- SET PROBLEM -
Every entry needs to be printed exactly, please.

━━ DATASET ENTRIES ━━

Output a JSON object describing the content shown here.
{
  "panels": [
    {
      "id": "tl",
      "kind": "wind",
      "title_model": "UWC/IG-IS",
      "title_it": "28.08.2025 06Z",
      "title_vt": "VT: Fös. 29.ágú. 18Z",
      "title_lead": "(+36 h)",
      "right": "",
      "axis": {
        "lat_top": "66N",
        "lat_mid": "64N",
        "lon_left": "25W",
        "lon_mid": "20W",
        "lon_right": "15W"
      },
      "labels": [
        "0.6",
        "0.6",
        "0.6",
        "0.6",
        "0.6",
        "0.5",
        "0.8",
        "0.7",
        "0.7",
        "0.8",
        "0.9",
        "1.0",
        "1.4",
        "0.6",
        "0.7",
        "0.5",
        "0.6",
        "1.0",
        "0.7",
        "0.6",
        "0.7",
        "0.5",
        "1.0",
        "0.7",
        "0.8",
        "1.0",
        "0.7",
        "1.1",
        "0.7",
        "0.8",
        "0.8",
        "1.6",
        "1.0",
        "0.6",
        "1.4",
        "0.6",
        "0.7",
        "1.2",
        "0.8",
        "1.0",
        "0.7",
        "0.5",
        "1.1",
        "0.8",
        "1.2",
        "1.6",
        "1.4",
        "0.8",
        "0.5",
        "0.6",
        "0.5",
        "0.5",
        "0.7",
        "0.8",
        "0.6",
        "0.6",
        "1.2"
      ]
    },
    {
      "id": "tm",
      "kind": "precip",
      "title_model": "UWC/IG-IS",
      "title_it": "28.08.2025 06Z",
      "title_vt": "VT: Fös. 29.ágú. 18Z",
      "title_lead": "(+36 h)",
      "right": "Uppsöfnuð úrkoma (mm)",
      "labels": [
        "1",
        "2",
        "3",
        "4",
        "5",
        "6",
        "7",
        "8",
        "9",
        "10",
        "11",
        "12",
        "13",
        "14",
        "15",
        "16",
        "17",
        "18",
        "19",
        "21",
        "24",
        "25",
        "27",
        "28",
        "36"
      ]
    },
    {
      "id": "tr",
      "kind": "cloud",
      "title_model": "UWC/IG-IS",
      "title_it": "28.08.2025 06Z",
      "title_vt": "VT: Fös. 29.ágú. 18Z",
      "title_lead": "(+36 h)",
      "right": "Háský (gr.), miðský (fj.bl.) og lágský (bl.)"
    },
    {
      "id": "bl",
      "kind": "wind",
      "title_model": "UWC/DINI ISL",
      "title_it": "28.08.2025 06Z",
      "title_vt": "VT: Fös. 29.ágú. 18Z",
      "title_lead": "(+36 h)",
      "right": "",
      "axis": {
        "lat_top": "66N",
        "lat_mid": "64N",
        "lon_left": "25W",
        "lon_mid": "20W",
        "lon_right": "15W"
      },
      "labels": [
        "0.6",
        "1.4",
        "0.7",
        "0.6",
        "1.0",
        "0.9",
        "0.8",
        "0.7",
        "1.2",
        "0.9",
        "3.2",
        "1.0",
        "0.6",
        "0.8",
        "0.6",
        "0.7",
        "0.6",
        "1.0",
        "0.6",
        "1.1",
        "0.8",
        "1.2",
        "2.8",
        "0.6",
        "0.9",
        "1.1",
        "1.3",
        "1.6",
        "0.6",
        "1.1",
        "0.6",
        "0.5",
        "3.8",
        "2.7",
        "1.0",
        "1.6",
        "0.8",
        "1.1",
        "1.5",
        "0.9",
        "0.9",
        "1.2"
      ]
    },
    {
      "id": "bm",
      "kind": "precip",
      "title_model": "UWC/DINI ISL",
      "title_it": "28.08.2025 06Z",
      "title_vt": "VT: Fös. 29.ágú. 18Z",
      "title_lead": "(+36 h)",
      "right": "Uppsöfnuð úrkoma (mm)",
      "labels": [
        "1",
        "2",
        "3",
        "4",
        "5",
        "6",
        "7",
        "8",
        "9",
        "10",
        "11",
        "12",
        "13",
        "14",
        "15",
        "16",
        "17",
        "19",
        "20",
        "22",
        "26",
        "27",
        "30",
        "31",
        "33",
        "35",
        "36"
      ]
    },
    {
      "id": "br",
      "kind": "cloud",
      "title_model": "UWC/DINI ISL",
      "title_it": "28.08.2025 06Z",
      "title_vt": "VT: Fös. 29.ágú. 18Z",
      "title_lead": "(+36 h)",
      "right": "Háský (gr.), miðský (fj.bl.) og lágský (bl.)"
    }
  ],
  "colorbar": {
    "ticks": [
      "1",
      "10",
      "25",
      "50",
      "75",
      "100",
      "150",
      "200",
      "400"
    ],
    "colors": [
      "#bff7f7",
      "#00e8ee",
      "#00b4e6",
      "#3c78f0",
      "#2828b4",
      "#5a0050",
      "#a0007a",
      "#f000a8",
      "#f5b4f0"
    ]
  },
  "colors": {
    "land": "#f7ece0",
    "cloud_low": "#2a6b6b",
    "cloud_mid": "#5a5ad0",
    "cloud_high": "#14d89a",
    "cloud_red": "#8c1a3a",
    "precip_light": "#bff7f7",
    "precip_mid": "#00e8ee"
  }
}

━━━

- THE RESULT -
Output a JSON object describing the content shown here.
{
  "panels": [
    {
      "id": "tl",
      "kind": "wind",
      "title_model": "UWC/IG-IS",
      "title_it": "28.08.2025 06Z",
      "title_vt": "VT: Fös. 29.ágú. 18Z",
      "title_lead": "(+36 h)",
      "right": "",
      "axis": {
        "lat_top": "66N",
        "lat_mid": "64N",
        "lon_left": "25W",
        "lon_mid": "20W",
        "lon_right": "15W"
      },
      "labels": [
        "0.6",
        "0.6",
        "0.6",
        "0.6",
        "0.6",
        "0.5",
        "0.8",
        "0.7",
        "0.7",
        "0.8",
        "0.9",
        "1.0",
        "1.4",
        "0.6",
        "0.7",
        "0.5",
        "0.6",
        "1.0",
        "0.7",
        "0.6",
        "0.7",
        "0.5",
        "1.0",
        "0.7",
        "0.8",
        "1.0",
        "0.7",
        "1.1",
        "0.7",
        "0.8",
        "0.8",
        "1.6",
        "1.0",
        "0.6",
        "1.4",
        "0.6",
        "0.7",
        "1.2",
        "0.8",
        "1.0",
        "0.7",
        "0.5",
        "1.1",
        "0.8",
        "1.2",
        "1.6",
        "1.4",
        "0.8",
        "0.5",
        "0.6",
        "0.5",
        "0.5",
        "0.7",
        "0.8",
        "0.6",
        "0.6",
        "1.2"
      ]
    },
    {
      "id": "tm",
      "kind": "precip",
      "title_model": "UWC/IG-IS",
      "title_it": "28.08.2025 06Z",
      "title_vt": "VT: Fös. 29.ágú. 18Z",
      "title_lead": "(+36 h)",
      "right": "Uppsöfnuð úrkoma (mm)",
      "labels": [
        "1",
        "2",
        "3",
        "4",
        "5",
        "6",
        "7",
        "8",
        "9",
        "10",
        "11",
        "12",
        "13",
        "14",
        "15",
        "16",
        "17",
        "18",
        "19",
        "21",
        "24",
        "25",
        "27",
        "28",
        "36"
      ]
    },
    {
      "id": "tr",
      "kind": "cloud",
      "title_model": "UWC/IG-IS",
      "title_it": "28.08.2025 06Z",
      "title_vt": "VT: Fös. 29.ágú. 18Z",
      "title_lead": "(+36 h)",
      "right": "Háský (gr.), miðský (fj.bl.) og lágský (bl.)"
    },
    {
      "id": "bl",
      "kind": "wind",
      "title_model": "UWC/DINI ISL",
      "title_it": "28.08.2025 06Z",
      "title_vt": "VT: Fös. 29.ágú. 18Z",
      "title_lead": "(+36 h)",
      "right": "",
      "axis": {
        "lat_top": "66N",
        "lat_mid": "64N",
        "lon_left": "25W",
        "lon_mid": "20W",
        "lon_right": "15W"
      },
      "labels": [
        "0.6",
        "1.4",
        "0.7",
        "0.6",
        "1.0",
        "0.9",
        "0.8",
        "0.7",
        "1.2",
        "0.9",
        "3.2",
        "1.0",
        "0.6",
        "0.8",
        "0.6",
        "0.7",
        "0.6",
        "1.0",
        "0.6",
        "1.1",
        "0.8",
        "1.2",
        "2.8",
        "0.6",
        "0.9",
        "1.1",
        "1.3",
        "1.6",
        "0.6",
        "1.1",
        "0.6",
        "0.5",
        "3.8",
        "2.7",
        "1.0",
        "1.6",
        "0.8",
        "1.1",
        "1.5",
        "0.9",
        "0.9",
        "1.2"
      ]
    },
    {
      "id": "bm",
      "kind": "precip",
      "title_model": "UWC/DINI ISL",
      "title_it": "28.08.2025 06Z",
      "title_vt": "VT: Fös. 29.ágú. 18Z",
      "title_lead": "(+36 h)",
      "right": "Uppsöfnuð úrkoma (mm)",
      "labels": [
        "1",
        "2",
        "3",
        "4",
        "5",
        "6",
        "7",
        "8",
        "9",
        "10",
        "11",
        "12",
        "13",
        "14",
        "15",
        "16",
        "17",
        "19",
        "20",
        "22",
        "26",
        "27",
        "30",
        "31",
        "33",
        "35",
        "36"
      ]
    },
    {
      "id": "br",
      "kind": "cloud",
      "title_model": "UWC/DINI ISL",
      "title_it": "28.08.2025 06Z",
      "title_vt": "VT: Fös. 29.ágú. 18Z",
      "title_lead": "(+36 h)",
      "right": "Háský (gr.), miðský (fj.bl.) og lágský (bl.)"
    }
  ],
  "colorbar": {
    "ticks": [
      "1",
      "10",
      "25",
      "50",
      "75",
      "100",
      "150",
      "200",
      "400"
    ],
    "colors": [
      "#bff7f7",
      "#00e8ee",
      "#00b4e6",
      "#3c78f0",
      "#2828b4",
      "#5a0050",
      "#a0007a",
      "#f000a8",
      "#f5b4f0"
    ]
  },
  "colors": {
    "land": "#f7ece0",
    "cloud_low": "#2a6b6b",
    "cloud_mid": "#5a5ad0",
    "cloud_high": "#14d89a",
    "cloud_red": "#8c1a3a",
    "precip_light": "#bff7f7",
    "precip_mid": "#00e8ee"
  }
}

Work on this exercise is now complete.